DATA PROVIDED ▸
——————

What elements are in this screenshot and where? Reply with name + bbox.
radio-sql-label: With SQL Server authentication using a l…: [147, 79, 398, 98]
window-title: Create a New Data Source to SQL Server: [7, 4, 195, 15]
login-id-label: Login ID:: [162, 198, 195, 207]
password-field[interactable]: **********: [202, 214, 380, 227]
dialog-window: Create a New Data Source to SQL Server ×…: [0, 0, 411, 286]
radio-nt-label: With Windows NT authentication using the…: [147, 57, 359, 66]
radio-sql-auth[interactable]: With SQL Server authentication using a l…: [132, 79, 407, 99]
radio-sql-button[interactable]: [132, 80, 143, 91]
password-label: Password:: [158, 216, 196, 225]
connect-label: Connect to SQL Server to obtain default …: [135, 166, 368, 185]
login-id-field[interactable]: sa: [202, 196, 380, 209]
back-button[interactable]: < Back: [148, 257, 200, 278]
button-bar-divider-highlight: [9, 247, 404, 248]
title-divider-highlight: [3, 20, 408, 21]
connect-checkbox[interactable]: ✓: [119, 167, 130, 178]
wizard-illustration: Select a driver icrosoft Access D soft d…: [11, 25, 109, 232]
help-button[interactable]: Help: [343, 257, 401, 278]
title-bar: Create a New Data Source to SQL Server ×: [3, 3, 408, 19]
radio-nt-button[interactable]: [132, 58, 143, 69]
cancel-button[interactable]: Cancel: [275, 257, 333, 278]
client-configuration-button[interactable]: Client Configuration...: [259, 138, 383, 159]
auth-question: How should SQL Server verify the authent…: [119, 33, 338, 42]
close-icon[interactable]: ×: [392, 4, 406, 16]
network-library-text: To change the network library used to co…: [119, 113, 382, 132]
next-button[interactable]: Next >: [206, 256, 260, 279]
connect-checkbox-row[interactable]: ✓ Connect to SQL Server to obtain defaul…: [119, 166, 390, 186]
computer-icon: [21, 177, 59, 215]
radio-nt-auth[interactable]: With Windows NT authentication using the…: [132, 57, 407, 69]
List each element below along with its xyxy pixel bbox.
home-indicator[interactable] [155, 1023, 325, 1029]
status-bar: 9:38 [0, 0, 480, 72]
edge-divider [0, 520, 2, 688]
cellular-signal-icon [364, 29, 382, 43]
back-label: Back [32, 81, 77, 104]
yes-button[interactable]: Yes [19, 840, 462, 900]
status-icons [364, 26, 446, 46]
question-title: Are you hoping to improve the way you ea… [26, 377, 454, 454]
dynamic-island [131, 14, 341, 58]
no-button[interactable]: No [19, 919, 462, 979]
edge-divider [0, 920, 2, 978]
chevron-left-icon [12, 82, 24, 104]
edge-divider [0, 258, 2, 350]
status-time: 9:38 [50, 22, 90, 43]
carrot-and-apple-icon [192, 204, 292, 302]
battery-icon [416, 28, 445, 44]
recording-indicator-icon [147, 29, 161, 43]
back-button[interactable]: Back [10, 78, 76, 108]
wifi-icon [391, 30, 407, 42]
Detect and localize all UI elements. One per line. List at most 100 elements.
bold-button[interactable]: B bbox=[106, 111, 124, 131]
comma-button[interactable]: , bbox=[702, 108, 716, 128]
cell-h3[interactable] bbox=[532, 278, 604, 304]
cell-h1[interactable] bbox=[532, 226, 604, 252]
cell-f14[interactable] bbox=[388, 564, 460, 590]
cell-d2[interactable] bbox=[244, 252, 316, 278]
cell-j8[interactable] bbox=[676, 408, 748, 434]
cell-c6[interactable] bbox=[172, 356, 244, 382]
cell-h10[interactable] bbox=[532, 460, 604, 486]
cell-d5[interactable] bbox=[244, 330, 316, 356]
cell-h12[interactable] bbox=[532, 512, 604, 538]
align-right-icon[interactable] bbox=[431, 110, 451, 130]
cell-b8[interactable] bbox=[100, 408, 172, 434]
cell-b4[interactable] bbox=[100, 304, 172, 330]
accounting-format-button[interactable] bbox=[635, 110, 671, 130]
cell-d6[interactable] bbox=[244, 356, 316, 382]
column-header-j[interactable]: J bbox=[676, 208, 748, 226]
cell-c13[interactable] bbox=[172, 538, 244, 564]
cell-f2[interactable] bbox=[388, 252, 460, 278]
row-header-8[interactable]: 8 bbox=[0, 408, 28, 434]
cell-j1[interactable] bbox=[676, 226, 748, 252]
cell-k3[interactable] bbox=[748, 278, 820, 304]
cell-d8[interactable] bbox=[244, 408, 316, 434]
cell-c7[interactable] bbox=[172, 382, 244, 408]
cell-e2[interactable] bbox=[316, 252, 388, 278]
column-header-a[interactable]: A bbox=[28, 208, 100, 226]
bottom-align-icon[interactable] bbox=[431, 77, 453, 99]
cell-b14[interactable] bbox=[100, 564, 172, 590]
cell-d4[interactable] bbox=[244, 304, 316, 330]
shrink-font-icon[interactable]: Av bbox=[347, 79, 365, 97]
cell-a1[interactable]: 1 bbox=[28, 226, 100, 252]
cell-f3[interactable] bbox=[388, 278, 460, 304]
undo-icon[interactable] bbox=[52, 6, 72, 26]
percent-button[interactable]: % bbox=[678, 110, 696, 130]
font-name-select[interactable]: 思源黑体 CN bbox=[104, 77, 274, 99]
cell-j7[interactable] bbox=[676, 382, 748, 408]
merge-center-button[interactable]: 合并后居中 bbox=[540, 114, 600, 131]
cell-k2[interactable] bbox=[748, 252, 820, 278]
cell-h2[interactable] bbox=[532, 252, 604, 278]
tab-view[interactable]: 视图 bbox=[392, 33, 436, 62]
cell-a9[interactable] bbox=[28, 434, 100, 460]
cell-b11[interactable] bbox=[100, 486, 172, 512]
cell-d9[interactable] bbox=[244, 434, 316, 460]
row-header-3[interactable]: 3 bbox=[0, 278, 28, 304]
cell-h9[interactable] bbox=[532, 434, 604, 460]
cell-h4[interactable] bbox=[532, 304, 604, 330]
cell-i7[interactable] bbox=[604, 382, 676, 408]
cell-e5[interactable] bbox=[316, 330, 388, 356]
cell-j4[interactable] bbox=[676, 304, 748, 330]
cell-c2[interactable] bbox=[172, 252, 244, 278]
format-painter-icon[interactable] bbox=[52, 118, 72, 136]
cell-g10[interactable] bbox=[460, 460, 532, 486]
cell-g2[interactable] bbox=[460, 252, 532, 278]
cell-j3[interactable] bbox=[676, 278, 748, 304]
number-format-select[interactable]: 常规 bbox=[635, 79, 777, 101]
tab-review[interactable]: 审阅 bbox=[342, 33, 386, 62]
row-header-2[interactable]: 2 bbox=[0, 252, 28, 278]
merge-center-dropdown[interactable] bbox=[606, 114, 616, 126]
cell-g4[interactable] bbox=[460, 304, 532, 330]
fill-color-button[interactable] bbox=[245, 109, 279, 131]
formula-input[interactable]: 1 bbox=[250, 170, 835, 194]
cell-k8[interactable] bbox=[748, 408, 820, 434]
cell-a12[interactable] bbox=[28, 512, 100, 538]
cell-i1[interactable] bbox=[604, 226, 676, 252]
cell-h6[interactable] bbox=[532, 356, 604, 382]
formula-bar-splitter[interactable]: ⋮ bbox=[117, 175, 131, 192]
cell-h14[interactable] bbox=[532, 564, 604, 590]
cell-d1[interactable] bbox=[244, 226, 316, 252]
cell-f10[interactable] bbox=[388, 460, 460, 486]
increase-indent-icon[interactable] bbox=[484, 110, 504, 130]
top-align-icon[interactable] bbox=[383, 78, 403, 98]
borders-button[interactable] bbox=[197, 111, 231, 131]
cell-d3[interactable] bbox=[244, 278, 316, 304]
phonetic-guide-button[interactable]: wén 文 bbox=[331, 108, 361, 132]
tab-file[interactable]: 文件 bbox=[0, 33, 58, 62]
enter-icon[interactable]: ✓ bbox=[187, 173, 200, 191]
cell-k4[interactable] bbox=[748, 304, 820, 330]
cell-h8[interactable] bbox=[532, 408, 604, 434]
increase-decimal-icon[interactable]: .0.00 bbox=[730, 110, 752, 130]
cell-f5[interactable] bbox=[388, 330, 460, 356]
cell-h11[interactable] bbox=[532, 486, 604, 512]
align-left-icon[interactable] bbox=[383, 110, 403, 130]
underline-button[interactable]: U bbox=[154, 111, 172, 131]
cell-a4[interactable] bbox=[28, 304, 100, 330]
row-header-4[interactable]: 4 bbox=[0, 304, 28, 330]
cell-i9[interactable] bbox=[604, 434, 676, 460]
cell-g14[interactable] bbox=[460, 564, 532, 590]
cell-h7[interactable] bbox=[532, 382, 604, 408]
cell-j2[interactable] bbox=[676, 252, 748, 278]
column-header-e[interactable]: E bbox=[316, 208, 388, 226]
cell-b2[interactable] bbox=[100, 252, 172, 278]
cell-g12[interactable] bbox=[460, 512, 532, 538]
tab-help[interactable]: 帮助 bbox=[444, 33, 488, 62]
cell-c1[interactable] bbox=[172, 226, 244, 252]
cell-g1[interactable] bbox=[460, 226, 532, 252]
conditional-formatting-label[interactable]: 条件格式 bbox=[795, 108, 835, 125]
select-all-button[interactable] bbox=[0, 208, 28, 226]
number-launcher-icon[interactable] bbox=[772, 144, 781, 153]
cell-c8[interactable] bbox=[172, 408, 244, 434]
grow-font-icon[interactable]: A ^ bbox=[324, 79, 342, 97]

——————

EXERCISE DESCRIPTION ▸ Count the lines of the material above that contain the string "elements", and reply with the number alone.

TASK OUTPUT ▸ 2